BEGIN INFORMATION GIVEN

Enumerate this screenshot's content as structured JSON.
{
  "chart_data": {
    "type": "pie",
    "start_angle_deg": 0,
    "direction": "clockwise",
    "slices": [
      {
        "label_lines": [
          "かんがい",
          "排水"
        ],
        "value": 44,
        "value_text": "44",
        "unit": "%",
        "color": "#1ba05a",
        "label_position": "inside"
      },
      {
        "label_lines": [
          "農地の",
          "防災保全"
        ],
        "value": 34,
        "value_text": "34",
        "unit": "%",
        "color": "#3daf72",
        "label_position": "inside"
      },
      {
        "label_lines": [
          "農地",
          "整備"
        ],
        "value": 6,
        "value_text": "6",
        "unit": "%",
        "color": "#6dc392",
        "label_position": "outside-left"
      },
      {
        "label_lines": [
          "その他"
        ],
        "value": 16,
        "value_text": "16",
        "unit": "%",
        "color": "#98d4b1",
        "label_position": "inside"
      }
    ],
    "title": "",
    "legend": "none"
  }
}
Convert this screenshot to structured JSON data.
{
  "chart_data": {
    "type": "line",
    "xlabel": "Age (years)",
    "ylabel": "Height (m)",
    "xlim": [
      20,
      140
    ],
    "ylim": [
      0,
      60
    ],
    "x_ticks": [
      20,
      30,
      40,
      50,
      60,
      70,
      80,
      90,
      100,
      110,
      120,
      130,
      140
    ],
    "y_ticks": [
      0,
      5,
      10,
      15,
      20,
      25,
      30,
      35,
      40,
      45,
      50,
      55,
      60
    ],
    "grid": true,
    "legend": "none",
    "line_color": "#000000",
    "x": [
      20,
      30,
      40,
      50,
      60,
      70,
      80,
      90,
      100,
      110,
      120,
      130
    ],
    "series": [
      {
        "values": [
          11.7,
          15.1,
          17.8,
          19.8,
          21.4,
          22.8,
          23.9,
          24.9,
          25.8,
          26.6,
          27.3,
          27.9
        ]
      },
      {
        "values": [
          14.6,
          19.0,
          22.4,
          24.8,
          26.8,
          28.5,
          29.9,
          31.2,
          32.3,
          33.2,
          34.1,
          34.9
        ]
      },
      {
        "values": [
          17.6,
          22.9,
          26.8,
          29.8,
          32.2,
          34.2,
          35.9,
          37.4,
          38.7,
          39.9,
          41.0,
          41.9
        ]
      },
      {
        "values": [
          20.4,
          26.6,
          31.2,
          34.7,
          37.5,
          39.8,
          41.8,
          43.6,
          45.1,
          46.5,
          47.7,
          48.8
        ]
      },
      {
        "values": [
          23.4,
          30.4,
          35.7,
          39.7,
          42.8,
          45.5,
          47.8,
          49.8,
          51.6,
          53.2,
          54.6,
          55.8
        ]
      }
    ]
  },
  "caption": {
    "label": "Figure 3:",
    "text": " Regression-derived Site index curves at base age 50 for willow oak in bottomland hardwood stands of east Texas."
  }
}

END INFORMATION GIVEN

GIVEN TASK:
Extract the full listing above without altering anything.

SOLUTION TO THIS TASK:
Enumerate this screenshot's content as structured JSON.
{
  "chart_data": {
    "type": "pie",
    "start_angle_deg": 0,
    "direction": "clockwise",
    "slices": [
      {
        "label_lines": [
          "かんがい",
          "排水"
        ],
        "value": 44,
        "value_text": "44",
        "unit": "%",
        "color": "#1ba05a",
        "label_position": "inside"
      },
      {
        "label_lines": [
          "農地の",
          "防災保全"
        ],
        "value": 34,
        "value_text": "34",
        "unit": "%",
        "color": "#3daf72",
        "label_position": "inside"
      },
      {
        "label_lines": [
          "農地",
          "整備"
        ],
        "value": 6,
        "value_text": "6",
        "unit": "%",
        "color": "#6dc392",
        "label_position": "outside-left"
      },
      {
        "label_lines": [
          "その他"
        ],
        "value": 16,
        "value_text": "16",
        "unit": "%",
        "color": "#98d4b1",
        "label_position": "inside"
      }
    ],
    "title": "",
    "legend": "none"
  }
}
Convert this screenshot to structured JSON data.
{
  "chart_data": {
    "type": "line",
    "xlabel": "Age (years)",
    "ylabel": "Height (m)",
    "xlim": [
      20,
      140
    ],
    "ylim": [
      0,
      60
    ],
    "x_ticks": [
      20,
      30,
      40,
      50,
      60,
      70,
      80,
      90,
      100,
      110,
      120,
      130,
      140
    ],
    "y_ticks": [
      0,
      5,
      10,
      15,
      20,
      25,
      30,
      35,
      40,
      45,
      50,
      55,
      60
    ],
    "grid": true,
    "legend": "none",
    "line_color": "#000000",
    "x": [
      20,
      30,
      40,
      50,
      60,
      70,
      80,
      90,
      100,
      110,
      120,
      130
    ],
    "series": [
      {
        "values": [
          11.7,
          15.1,
          17.8,
          19.8,
          21.4,
          22.8,
          23.9,
          24.9,
          25.8,
          26.6,
          27.3,
          27.9
        ]
      },
      {
        "values": [
          14.6,
          19.0,
          22.4,
          24.8,
          26.8,
          28.5,
          29.9,
          31.2,
          32.3,
          33.2,
          34.1,
          34.9
        ]
      },
      {
        "values": [
          17.6,
          22.9,
          26.8,
          29.8,
          32.2,
          34.2,
          35.9,
          37.4,
          38.7,
          39.9,
          41.0,
          41.9
        ]
      },
      {
        "values": [
          20.4,
          26.6,
          31.2,
          34.7,
          37.5,
          39.8,
          41.8,
          43.6,
          45.1,
          46.5,
          47.7,
          48.8
        ]
      },
      {
        "values": [
          23.4,
          30.4,
          35.7,
          39.7,
          42.8,
          45.5,
          47.8,
          49.8,
          51.6,
          53.2,
          54.6,
          55.8
        ]
      }
    ]
  },
  "caption": {
    "label": "Figure 3:",
    "text": " Regression-derived Site index curves at base age 50 for willow oak in bottomland hardwood stands of east Texas."
  }
}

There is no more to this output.